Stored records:
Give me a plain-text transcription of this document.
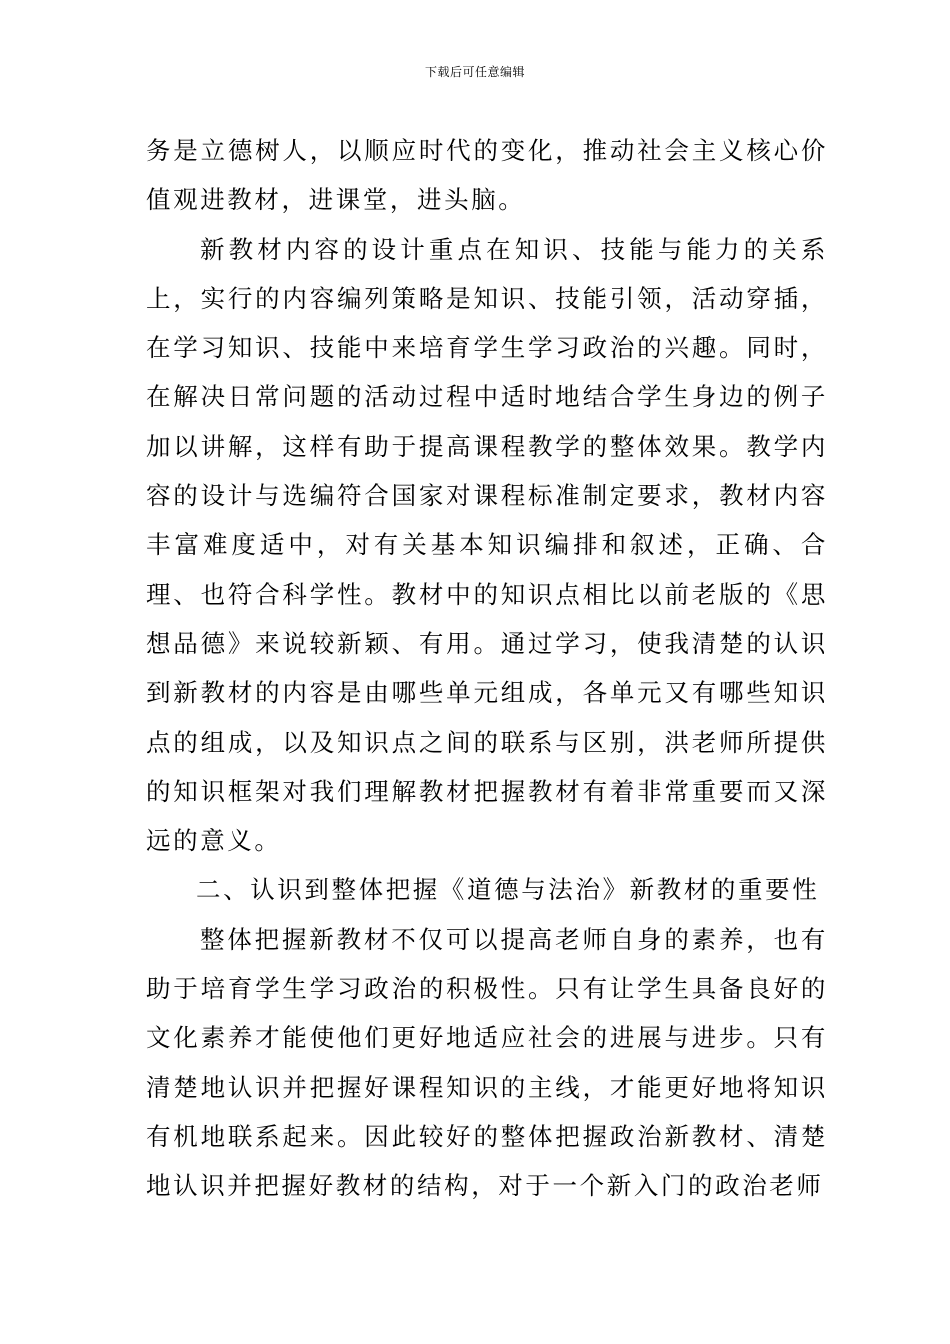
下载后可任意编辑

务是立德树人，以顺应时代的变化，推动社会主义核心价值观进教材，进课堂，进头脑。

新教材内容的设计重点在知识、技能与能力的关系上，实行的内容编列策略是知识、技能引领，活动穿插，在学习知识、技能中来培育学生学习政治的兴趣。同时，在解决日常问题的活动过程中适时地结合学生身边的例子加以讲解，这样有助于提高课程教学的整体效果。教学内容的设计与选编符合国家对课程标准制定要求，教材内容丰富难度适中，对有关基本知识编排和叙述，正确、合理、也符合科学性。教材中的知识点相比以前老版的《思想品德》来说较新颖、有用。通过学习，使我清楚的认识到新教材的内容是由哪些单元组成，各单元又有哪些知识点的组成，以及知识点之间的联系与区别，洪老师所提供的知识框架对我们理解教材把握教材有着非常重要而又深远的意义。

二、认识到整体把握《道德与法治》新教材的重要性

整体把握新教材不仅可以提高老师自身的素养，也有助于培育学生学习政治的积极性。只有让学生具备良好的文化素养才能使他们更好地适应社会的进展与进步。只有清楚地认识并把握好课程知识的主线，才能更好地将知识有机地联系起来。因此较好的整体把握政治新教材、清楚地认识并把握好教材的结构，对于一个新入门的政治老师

Exercise aim:
Your task is to repeat the data above exactly while excluding the pictures.

Written answer:
Give me a plain-text transcription of this document.
下载后可任意编辑

务是立德树人，以顺应时代的变化，推动社会主义核心价值观进教材，进课堂，进头脑。

新教材内容的设计重点在知识、技能与能力的关系上，实行的内容编列策略是知识、技能引领，活动穿插，在学习知识、技能中来培育学生学习政治的兴趣。同时，在解决日常问题的活动过程中适时地结合学生身边的例子加以讲解，这样有助于提高课程教学的整体效果。教学内容的设计与选编符合国家对课程标准制定要求，教材内容丰富难度适中，对有关基本知识编排和叙述，正确、合理、也符合科学性。教材中的知识点相比以前老版的《思想品德》来说较新颖、有用。通过学习，使我清楚的认识到新教材的内容是由哪些单元组成，各单元又有哪些知识点的组成，以及知识点之间的联系与区别，洪老师所提供的知识框架对我们理解教材把握教材有着非常重要而又深远的意义。

二、认识到整体把握《道德与法治》新教材的重要性

整体把握新教材不仅可以提高老师自身的素养，也有助于培育学生学习政治的积极性。只有让学生具备良好的文化素养才能使他们更好地适应社会的进展与进步。只有清楚地认识并把握好课程知识的主线，才能更好地将知识有机地联系起来。因此较好的整体把握政治新教材、清楚地认识并把握好教材的结构，对于一个新入门的政治老师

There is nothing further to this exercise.